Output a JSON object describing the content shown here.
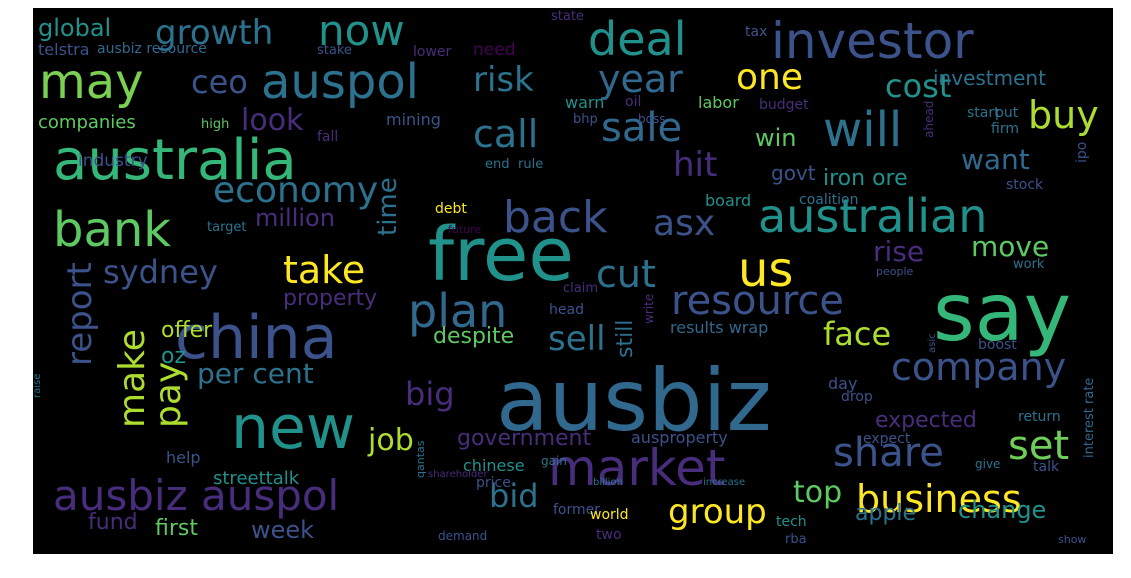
{
  "wordcloud": {
    "background": "#000000",
    "palette": [
      "#440154",
      "#472d7b",
      "#3b528b",
      "#2c728e",
      "#21918c",
      "#28ae80",
      "#5ec962",
      "#addc30",
      "#fde725"
    ],
    "words": [
      {
        "text": "ausbiz",
        "color": "#31688e"
      },
      {
        "text": "say",
        "color": "#35b779"
      },
      {
        "text": "free",
        "color": "#21918c"
      },
      {
        "text": "china",
        "color": "#3b528b"
      },
      {
        "text": "australia",
        "color": "#35b779"
      },
      {
        "text": "new",
        "color": "#21918c"
      },
      {
        "text": "investor",
        "color": "#3b528b"
      },
      {
        "text": "market",
        "color": "#472d7b"
      },
      {
        "text": "australian",
        "color": "#21918c"
      },
      {
        "text": "ausbiz auspol",
        "color": "#472d7b"
      },
      {
        "text": "bank",
        "color": "#5ec962"
      },
      {
        "text": "auspol",
        "color": "#2c728e"
      },
      {
        "text": "will",
        "color": "#2c728e"
      },
      {
        "text": "deal",
        "color": "#21918c"
      },
      {
        "text": "may",
        "color": "#7ad151"
      },
      {
        "text": "company",
        "color": "#3b528b"
      },
      {
        "text": "business",
        "color": "#fde725"
      },
      {
        "text": "plan",
        "color": "#31688e"
      },
      {
        "text": "share",
        "color": "#3b528b"
      },
      {
        "text": "set",
        "color": "#6ece58"
      },
      {
        "text": "us",
        "color": "#fde725"
      },
      {
        "text": "year",
        "color": "#31688e"
      },
      {
        "text": "back",
        "color": "#3b528b"
      },
      {
        "text": "economy",
        "color": "#2c728e"
      },
      {
        "text": "sale",
        "color": "#31688e"
      },
      {
        "text": "take",
        "color": "#fde725"
      },
      {
        "text": "resource",
        "color": "#3b528b"
      },
      {
        "text": "cut",
        "color": "#2c728e"
      },
      {
        "text": "sydney",
        "color": "#3b528b"
      },
      {
        "text": "now",
        "color": "#21918c"
      },
      {
        "text": "growth",
        "color": "#2c728e"
      },
      {
        "text": "call",
        "color": "#2c728e"
      },
      {
        "text": "risk",
        "color": "#2c728e"
      },
      {
        "text": "report",
        "color": "#3b528b"
      },
      {
        "text": "make",
        "color": "#addc30"
      },
      {
        "text": "pay",
        "color": "#addc30"
      },
      {
        "text": "asx",
        "color": "#3b528b"
      },
      {
        "text": "sell",
        "color": "#2c728e"
      },
      {
        "text": "one",
        "color": "#fde725"
      },
      {
        "text": "buy",
        "color": "#addc30"
      },
      {
        "text": "hit",
        "color": "#472d7b"
      },
      {
        "text": "bid",
        "color": "#2c728e"
      },
      {
        "text": "big",
        "color": "#472d7b"
      },
      {
        "text": "group",
        "color": "#fde725"
      },
      {
        "text": "ceo",
        "color": "#3b528b"
      },
      {
        "text": "cost",
        "color": "#21918c"
      },
      {
        "text": "face",
        "color": "#addc30"
      },
      {
        "text": "top",
        "color": "#5ec962"
      },
      {
        "text": "job",
        "color": "#addc30"
      },
      {
        "text": "look",
        "color": "#472d7b"
      },
      {
        "text": "rise",
        "color": "#472d7b"
      },
      {
        "text": "move",
        "color": "#5ec962"
      },
      {
        "text": "want",
        "color": "#31688e"
      },
      {
        "text": "per cent",
        "color": "#2c728e"
      },
      {
        "text": "global",
        "color": "#21918c"
      },
      {
        "text": "week",
        "color": "#3b528b"
      },
      {
        "text": "change",
        "color": "#21918c"
      },
      {
        "text": "investment",
        "color": "#2c728e"
      },
      {
        "text": "fund",
        "color": "#472d7b"
      },
      {
        "text": "first",
        "color": "#5ec962"
      },
      {
        "text": "time",
        "color": "#2c728e"
      },
      {
        "text": "win",
        "color": "#5ec962"
      },
      {
        "text": "million",
        "color": "#472d7b"
      },
      {
        "text": "property",
        "color": "#472d7b"
      },
      {
        "text": "government",
        "color": "#472d7b"
      },
      {
        "text": "apple",
        "color": "#2c728e"
      },
      {
        "text": "expected",
        "color": "#472d7b"
      },
      {
        "text": "offer",
        "color": "#addc30"
      },
      {
        "text": "oz",
        "color": "#21918c"
      },
      {
        "text": "despite",
        "color": "#5ec962"
      },
      {
        "text": "companies",
        "color": "#5ec962"
      },
      {
        "text": "govt",
        "color": "#3b528b"
      },
      {
        "text": "iron ore",
        "color": "#21918c"
      },
      {
        "text": "still",
        "color": "#2c728e"
      },
      {
        "text": "streettalk",
        "color": "#21918c"
      },
      {
        "text": "results wrap",
        "color": "#31688e"
      },
      {
        "text": "telstra",
        "color": "#3b528b"
      },
      {
        "text": "ausbiz resource",
        "color": "#31688e"
      },
      {
        "text": "stake",
        "color": "#3b528b"
      },
      {
        "text": "need",
        "color": "#440154"
      },
      {
        "text": "state",
        "color": "#472d7b"
      },
      {
        "text": "tax",
        "color": "#3b528b"
      },
      {
        "text": "lower",
        "color": "#472d7b"
      },
      {
        "text": "warn",
        "color": "#21918c"
      },
      {
        "text": "mining",
        "color": "#3b528b"
      },
      {
        "text": "bhp",
        "color": "#3b528b"
      },
      {
        "text": "oil",
        "color": "#472d7b"
      },
      {
        "text": "labor",
        "color": "#5ec962"
      },
      {
        "text": "budget",
        "color": "#472d7b"
      },
      {
        "text": "boss",
        "color": "#3b528b"
      },
      {
        "text": "start",
        "color": "#2c728e"
      },
      {
        "text": "firm",
        "color": "#2c728e"
      },
      {
        "text": "high",
        "color": "#5ec962"
      },
      {
        "text": "fall",
        "color": "#472d7b"
      },
      {
        "text": "put",
        "color": "#2c728e"
      },
      {
        "text": "industry",
        "color": "#3b528b"
      },
      {
        "text": "end",
        "color": "#2c728e"
      },
      {
        "text": "rule",
        "color": "#2c728e"
      },
      {
        "text": "board",
        "color": "#21918c"
      },
      {
        "text": "coalition",
        "color": "#2c728e"
      },
      {
        "text": "stock",
        "color": "#3b528b"
      },
      {
        "text": "ipo",
        "color": "#3b528b"
      },
      {
        "text": "target",
        "color": "#2c728e"
      },
      {
        "text": "debt",
        "color": "#fde725"
      },
      {
        "text": "future",
        "color": "#440154"
      },
      {
        "text": "work",
        "color": "#2c728e"
      },
      {
        "text": "people",
        "color": "#3b528b"
      },
      {
        "text": "head",
        "color": "#3b528b"
      },
      {
        "text": "claim",
        "color": "#472d7b"
      },
      {
        "text": "write",
        "color": "#472d7b"
      },
      {
        "text": "day",
        "color": "#3b528b"
      },
      {
        "text": "boost",
        "color": "#3b528b"
      },
      {
        "text": "help",
        "color": "#3b528b"
      },
      {
        "text": "chinese",
        "color": "#21918c"
      },
      {
        "text": "price",
        "color": "#3b528b"
      },
      {
        "text": "gain",
        "color": "#2c728e"
      },
      {
        "text": "ausproperty",
        "color": "#3b528b"
      },
      {
        "text": "drop",
        "color": "#3b528b"
      },
      {
        "text": "expect",
        "color": "#3b528b"
      },
      {
        "text": "return",
        "color": "#2c728e"
      },
      {
        "text": "give",
        "color": "#2c728e"
      },
      {
        "text": "talk",
        "color": "#3b528b"
      },
      {
        "text": "former",
        "color": "#3b528b"
      },
      {
        "text": "world",
        "color": "#fde725"
      },
      {
        "text": "tech",
        "color": "#21918c"
      },
      {
        "text": "demand",
        "color": "#3b528b"
      },
      {
        "text": "rba",
        "color": "#3b528b"
      },
      {
        "text": "two",
        "color": "#472d7b"
      },
      {
        "text": "show",
        "color": "#3b528b"
      },
      {
        "text": "interest rate",
        "color": "#31688e"
      },
      {
        "text": "qantas",
        "color": "#2c728e"
      },
      {
        "text": "raise",
        "color": "#2c728e"
      },
      {
        "text": "increase",
        "color": "#2c728e"
      },
      {
        "text": "billion",
        "color": "#2c728e"
      },
      {
        "text": "shareholder",
        "color": "#472d7b"
      },
      {
        "text": "ahead",
        "color": "#472d7b"
      },
      {
        "text": "asic",
        "color": "#3b528b"
      }
    ]
  }
}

**WHAT YOU NEED TO DO**
Look through the entries above. Extract each line with the word "ausbiz".

**TASK RESPONSE**
        "text": "ausbiz",
        "text": "ausbiz auspol",
        "text": "ausbiz resource",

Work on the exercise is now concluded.